### REQUEST
Your task is to transcribe the records exactly, skipping every image.

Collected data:
******

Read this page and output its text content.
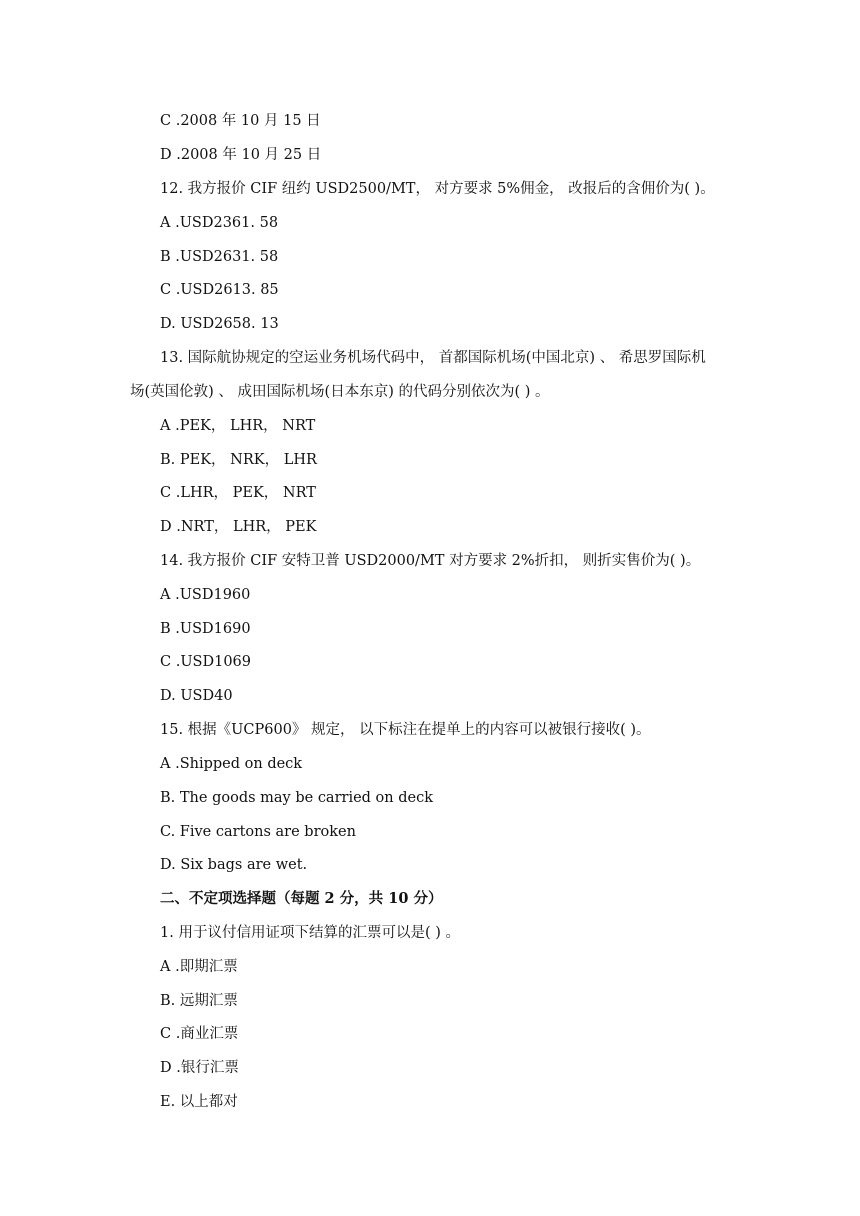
C .2008 年 10 月 15 日
D .2008 年 10 月 25 日
12. 我方报价 CIF 纽约 USD2500/MT， 对方要求 5%佣金， 改报后的含佣价为( )。
A .USD2361. 58
B .USD2631. 58
C .USD2613. 85
D. USD2658. 13
13. 国际航协规定的空运业务机场代码中， 首都国际机场(中国北京) 、 希思罗国际机
场(英国伦敦) 、 成田国际机场(日本东京) 的代码分别依次为( ) 。
A .PEK， LHR， NRT
B. PEK， NRK， LHR
C .LHR， PEK， NRT
D .NRT， LHR， PEK
14. 我方报价 CIF 安特卫普 USD2000/MT 对方要求 2%折扣， 则折实售价为( )。
A .USD1960
B .USD1690
C .USD1069
D. USD40
15. 根据《UCP600》 规定， 以下标注在提单上的内容可以被银行接收( )。
A .Shipped on deck
B. The goods may be carried on deck
C. Five cartons are broken
D. Six bags are wet.
二、不定项选择题（每题 2 分，共 10 分）
1. 用于议付信用证项下结算的汇票可以是( ) 。
A .即期汇票
B. 远期汇票
C .商业汇票
D .银行汇票
E. 以上都对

******

### RESPONSE FOR THIS EXERCISE
Read this page and output its text content.
C .2008 年 10 月 15 日
D .2008 年 10 月 25 日
12. 我方报价 CIF 纽约 USD2500/MT， 对方要求 5%佣金， 改报后的含佣价为( )。
A .USD2361. 58
B .USD2631. 58
C .USD2613. 85
D. USD2658. 13
13. 国际航协规定的空运业务机场代码中， 首都国际机场(中国北京) 、 希思罗国际机
场(英国伦敦) 、 成田国际机场(日本东京) 的代码分别依次为( ) 。
A .PEK， LHR， NRT
B. PEK， NRK， LHR
C .LHR， PEK， NRT
D .NRT， LHR， PEK
14. 我方报价 CIF 安特卫普 USD2000/MT 对方要求 2%折扣， 则折实售价为( )。
A .USD1960
B .USD1690
C .USD1069
D. USD40
15. 根据《UCP600》 规定， 以下标注在提单上的内容可以被银行接收( )。
A .Shipped on deck
B. The goods may be carried on deck
C. Five cartons are broken
D. Six bags are wet.
二、不定项选择题（每题 2 分，共 10 分）
1. 用于议付信用证项下结算的汇票可以是( ) 。
A .即期汇票
B. 远期汇票
C .商业汇票
D .银行汇票
E. 以上都对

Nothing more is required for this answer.